What to do. Can you pull out each line of the data below that includes the word "celui"?

Supplied data.
------------------------
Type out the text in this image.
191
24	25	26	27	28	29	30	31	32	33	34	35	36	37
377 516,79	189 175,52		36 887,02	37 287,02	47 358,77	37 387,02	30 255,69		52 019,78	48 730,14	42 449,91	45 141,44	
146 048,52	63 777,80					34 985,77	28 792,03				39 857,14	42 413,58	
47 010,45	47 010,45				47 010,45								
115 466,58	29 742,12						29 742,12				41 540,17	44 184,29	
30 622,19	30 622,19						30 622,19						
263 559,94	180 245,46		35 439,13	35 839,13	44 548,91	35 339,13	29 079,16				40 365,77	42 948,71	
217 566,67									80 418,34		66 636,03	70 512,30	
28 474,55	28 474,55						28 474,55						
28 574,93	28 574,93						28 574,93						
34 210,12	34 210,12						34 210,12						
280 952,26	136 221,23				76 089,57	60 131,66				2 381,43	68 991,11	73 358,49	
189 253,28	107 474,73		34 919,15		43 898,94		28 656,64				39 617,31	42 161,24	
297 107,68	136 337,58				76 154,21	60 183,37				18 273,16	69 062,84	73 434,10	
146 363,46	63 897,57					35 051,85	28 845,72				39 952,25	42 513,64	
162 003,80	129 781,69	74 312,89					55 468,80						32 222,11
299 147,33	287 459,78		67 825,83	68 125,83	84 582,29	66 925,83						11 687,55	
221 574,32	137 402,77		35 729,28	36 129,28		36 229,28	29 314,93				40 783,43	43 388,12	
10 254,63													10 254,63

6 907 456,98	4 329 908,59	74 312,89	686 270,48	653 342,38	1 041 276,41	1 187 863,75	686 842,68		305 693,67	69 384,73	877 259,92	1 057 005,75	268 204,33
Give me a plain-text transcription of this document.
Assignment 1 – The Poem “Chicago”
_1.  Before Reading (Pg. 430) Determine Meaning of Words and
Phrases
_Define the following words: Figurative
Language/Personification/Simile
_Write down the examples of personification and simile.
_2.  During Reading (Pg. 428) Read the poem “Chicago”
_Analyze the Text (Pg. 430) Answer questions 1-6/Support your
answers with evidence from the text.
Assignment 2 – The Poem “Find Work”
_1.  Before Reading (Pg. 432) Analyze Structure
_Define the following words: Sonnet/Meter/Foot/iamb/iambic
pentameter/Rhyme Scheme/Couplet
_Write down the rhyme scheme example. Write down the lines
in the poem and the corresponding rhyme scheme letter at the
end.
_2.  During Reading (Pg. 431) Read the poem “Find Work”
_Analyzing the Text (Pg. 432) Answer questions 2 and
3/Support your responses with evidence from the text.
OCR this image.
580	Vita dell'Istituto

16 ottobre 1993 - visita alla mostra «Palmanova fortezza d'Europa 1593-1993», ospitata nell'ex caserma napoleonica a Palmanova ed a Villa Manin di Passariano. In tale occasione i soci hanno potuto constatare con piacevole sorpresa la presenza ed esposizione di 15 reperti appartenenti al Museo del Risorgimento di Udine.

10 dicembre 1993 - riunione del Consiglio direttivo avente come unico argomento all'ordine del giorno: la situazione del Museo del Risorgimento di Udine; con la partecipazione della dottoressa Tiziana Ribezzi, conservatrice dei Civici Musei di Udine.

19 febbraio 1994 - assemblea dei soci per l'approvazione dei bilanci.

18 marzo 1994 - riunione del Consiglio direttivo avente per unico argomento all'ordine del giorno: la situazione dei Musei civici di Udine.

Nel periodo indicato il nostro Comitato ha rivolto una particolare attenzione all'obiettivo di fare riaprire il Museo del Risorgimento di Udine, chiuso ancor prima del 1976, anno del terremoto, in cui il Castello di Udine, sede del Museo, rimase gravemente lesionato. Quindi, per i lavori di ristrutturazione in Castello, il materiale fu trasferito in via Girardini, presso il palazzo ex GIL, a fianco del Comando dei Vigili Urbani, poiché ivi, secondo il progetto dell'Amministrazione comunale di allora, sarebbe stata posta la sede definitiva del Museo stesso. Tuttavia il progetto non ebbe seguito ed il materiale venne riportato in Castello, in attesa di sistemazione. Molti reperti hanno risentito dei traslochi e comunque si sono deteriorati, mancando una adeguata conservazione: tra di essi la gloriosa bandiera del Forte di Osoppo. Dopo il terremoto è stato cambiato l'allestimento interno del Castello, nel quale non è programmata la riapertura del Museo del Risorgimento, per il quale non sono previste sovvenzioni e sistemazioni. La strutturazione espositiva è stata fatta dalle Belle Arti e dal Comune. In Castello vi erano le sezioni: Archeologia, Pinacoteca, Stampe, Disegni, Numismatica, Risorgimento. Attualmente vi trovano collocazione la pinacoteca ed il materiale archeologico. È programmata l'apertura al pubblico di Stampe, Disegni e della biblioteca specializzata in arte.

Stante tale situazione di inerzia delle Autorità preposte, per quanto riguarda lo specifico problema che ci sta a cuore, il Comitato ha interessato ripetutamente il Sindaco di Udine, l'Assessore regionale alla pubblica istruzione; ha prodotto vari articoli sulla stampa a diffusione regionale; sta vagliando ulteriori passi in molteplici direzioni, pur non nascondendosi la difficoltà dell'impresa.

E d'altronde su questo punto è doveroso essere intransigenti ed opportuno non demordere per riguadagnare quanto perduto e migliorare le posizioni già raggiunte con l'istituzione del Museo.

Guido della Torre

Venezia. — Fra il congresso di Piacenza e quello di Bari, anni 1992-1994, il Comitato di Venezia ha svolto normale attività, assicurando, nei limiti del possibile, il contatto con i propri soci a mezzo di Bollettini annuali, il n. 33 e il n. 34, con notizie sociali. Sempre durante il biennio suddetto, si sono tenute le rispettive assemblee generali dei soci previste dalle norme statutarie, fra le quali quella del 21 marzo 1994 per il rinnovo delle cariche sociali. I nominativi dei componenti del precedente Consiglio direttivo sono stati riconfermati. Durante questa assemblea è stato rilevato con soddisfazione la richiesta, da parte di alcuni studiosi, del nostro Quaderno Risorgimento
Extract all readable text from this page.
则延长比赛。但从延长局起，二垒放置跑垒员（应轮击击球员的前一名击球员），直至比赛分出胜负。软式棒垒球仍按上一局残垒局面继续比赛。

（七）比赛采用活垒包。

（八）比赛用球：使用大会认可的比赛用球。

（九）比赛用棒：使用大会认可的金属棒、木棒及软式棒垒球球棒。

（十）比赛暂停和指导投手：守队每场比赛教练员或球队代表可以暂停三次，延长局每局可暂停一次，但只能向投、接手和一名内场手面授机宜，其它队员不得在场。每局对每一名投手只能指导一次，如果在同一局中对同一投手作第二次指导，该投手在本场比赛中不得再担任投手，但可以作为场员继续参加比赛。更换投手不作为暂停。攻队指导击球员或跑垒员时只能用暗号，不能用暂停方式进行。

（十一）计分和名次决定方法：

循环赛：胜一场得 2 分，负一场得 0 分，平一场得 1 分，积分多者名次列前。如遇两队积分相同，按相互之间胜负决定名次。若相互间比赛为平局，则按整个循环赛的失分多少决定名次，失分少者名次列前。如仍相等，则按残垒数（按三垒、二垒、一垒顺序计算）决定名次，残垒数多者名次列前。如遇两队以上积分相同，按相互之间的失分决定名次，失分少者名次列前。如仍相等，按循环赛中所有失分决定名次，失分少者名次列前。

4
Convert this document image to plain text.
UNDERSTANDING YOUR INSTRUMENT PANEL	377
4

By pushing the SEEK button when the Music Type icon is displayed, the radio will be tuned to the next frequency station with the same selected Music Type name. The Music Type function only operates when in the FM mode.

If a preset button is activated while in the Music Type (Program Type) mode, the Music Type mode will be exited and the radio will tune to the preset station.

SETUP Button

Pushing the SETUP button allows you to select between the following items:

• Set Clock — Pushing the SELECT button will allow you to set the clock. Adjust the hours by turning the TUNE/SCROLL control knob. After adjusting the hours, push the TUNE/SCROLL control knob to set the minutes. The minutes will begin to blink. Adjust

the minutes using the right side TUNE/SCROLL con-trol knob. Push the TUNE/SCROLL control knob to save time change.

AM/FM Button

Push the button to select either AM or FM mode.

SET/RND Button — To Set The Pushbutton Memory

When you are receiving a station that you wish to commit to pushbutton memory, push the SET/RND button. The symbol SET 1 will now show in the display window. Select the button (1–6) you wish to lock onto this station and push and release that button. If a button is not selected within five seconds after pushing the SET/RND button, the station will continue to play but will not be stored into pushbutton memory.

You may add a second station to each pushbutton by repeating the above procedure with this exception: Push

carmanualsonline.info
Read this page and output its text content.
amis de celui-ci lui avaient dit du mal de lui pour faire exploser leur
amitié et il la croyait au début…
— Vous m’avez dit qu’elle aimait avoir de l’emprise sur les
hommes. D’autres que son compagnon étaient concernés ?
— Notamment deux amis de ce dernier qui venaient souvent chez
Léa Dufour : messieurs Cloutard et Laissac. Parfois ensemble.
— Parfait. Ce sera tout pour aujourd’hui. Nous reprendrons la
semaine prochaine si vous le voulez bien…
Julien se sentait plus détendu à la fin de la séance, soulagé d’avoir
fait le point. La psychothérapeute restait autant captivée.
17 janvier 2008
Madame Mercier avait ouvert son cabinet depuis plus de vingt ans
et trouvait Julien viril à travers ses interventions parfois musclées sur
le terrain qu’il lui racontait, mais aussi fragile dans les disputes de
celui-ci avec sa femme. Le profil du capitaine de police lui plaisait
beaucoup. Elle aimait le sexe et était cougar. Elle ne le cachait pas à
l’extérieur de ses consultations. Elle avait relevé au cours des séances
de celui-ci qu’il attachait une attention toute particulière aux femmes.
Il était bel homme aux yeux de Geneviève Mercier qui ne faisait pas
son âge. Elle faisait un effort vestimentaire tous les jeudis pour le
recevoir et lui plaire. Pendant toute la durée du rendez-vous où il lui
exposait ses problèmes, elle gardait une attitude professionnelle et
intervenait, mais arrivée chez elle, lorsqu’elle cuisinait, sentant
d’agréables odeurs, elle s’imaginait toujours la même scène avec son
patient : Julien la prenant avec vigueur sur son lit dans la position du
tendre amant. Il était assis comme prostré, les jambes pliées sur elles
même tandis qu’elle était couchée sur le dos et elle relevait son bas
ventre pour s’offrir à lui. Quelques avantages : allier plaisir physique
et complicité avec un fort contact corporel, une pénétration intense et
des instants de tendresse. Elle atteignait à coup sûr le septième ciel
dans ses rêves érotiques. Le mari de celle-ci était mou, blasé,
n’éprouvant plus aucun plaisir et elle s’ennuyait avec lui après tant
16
------------------------
Written solution.
amis de celui-ci lui avaient dit du mal de lui pour faire exploser leur
celui-ci avec sa femme. Le profil du capitaine de police lui plaisait
de celui-ci qu’il attachait une attention toute particulière aux femmes.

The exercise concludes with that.